Data excerpts:
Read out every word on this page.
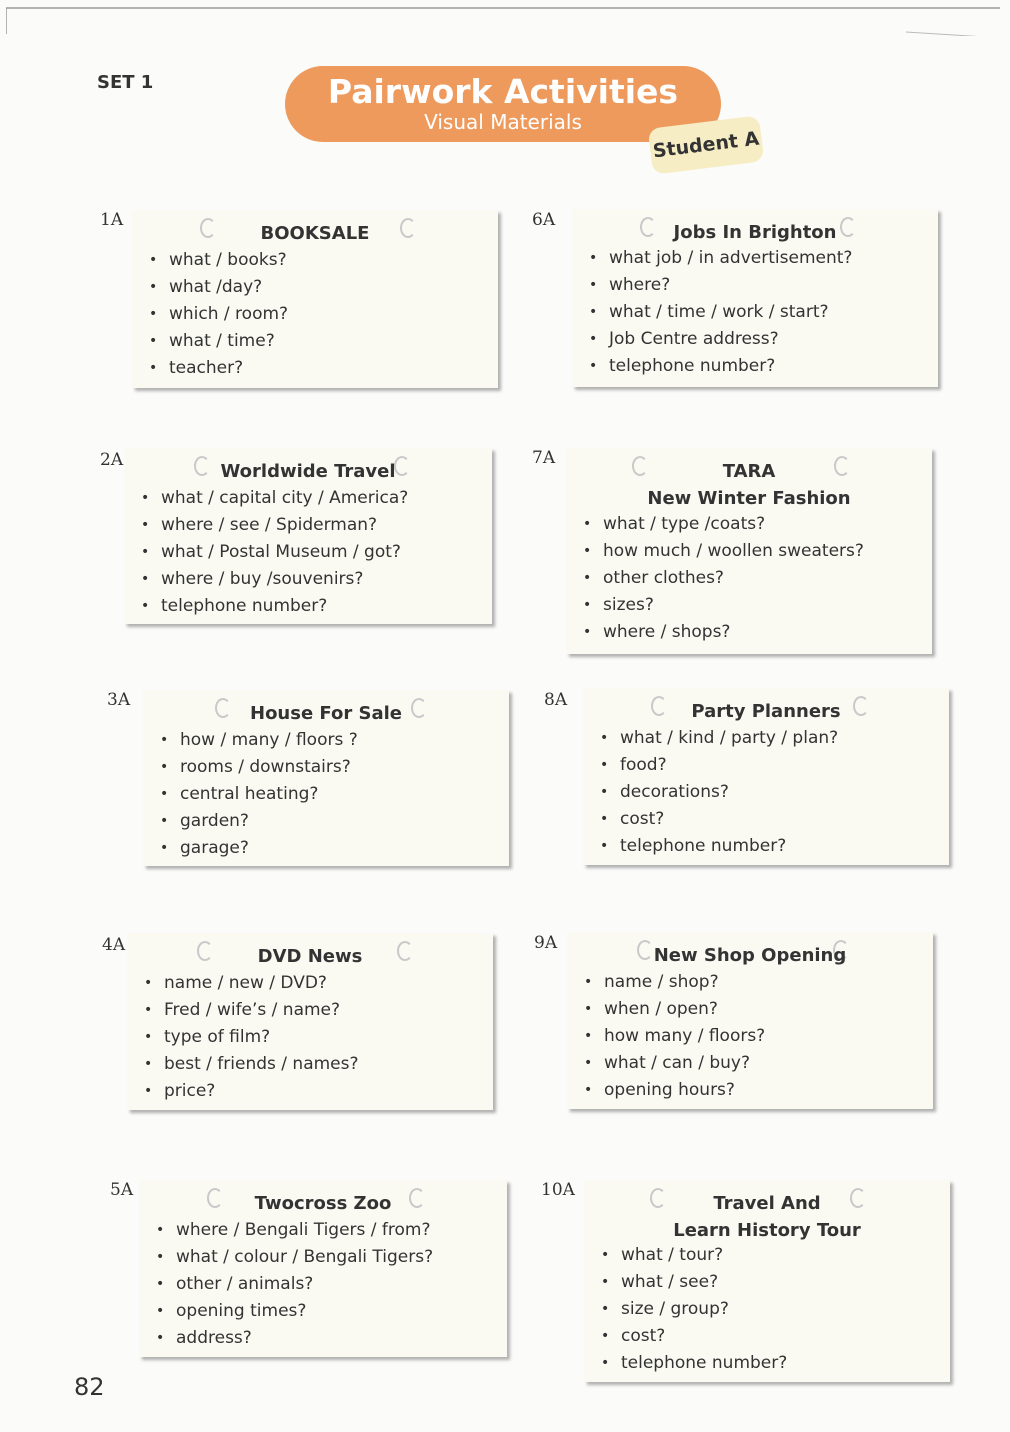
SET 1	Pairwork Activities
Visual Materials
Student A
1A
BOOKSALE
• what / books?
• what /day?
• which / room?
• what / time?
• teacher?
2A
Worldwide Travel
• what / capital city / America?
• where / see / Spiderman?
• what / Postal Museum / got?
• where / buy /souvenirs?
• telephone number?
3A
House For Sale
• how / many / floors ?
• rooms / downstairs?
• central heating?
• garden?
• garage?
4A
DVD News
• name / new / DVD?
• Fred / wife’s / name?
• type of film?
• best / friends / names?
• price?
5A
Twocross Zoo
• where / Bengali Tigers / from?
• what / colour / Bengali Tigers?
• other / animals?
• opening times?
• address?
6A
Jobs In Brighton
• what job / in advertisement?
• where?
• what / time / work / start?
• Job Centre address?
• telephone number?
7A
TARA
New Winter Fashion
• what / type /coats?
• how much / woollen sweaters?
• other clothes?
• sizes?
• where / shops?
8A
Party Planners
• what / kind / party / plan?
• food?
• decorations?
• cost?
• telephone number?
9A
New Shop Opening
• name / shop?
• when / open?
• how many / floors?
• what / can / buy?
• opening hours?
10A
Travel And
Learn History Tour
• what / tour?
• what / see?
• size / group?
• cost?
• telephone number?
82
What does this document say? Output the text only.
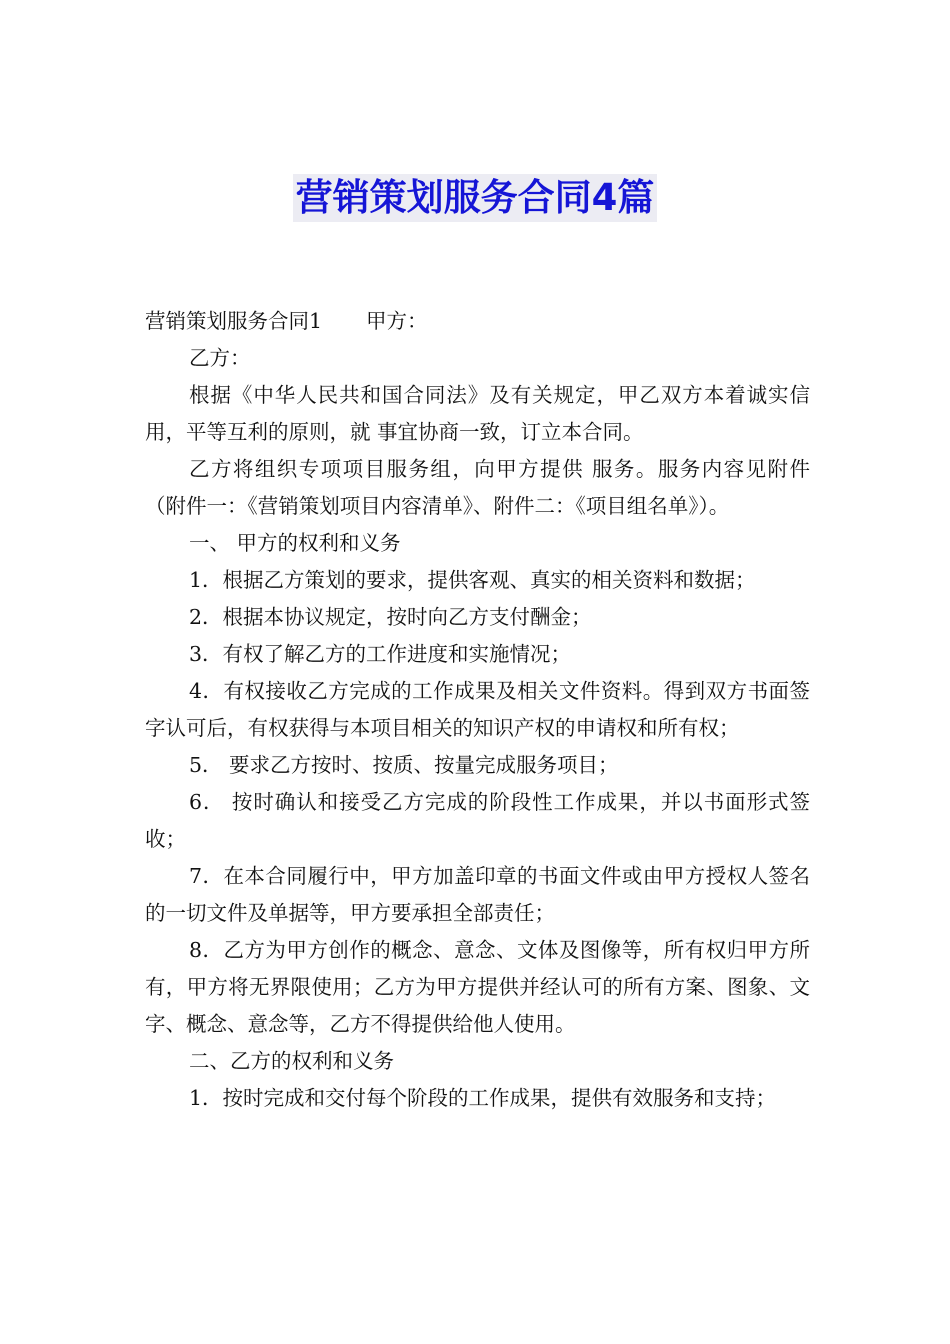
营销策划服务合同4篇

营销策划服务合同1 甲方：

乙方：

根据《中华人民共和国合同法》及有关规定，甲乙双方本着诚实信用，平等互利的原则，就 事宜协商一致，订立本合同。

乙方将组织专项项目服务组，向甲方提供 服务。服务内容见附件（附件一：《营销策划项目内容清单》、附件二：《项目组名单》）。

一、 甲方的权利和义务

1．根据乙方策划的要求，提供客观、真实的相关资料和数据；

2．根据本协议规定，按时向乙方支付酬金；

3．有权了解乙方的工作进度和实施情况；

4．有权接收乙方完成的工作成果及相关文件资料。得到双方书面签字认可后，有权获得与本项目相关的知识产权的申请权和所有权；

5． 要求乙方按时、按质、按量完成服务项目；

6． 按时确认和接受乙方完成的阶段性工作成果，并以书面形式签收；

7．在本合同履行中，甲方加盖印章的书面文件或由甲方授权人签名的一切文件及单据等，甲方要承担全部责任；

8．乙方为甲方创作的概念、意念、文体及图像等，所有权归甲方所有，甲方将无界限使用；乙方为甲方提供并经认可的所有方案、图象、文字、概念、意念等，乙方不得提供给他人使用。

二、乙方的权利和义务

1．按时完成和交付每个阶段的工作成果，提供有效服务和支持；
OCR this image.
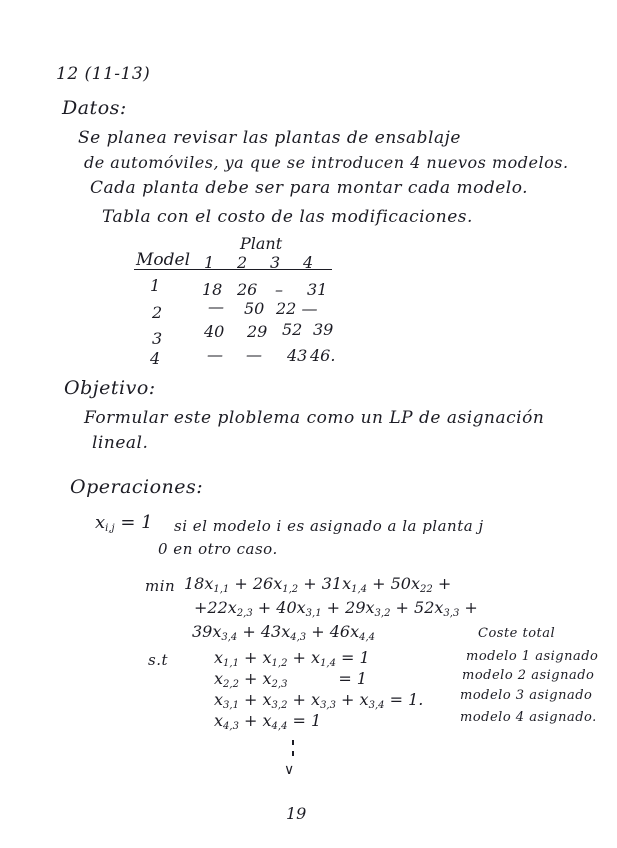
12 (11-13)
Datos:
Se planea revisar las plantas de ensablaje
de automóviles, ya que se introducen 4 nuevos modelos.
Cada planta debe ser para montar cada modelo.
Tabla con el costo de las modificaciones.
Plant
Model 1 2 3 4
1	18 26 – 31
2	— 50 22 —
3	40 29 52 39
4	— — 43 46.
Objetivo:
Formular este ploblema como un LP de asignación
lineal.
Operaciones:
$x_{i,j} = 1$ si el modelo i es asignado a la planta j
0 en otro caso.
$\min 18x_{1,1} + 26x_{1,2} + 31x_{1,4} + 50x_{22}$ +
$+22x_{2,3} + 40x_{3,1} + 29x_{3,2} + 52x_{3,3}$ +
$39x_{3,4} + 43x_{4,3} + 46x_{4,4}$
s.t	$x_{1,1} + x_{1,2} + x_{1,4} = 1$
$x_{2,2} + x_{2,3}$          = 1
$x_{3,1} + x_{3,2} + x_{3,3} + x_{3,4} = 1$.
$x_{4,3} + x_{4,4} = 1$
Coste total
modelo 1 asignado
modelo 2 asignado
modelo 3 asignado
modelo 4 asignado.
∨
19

■ **DESCRIPTION OF THE TASK**:
Check each line of the entries for the string "Bengali". Copy the lines that have it.

■ **RESULT OF THIS TASK**:
• where / Bengali Tigers / from?
• what / colour / Bengali Tigers?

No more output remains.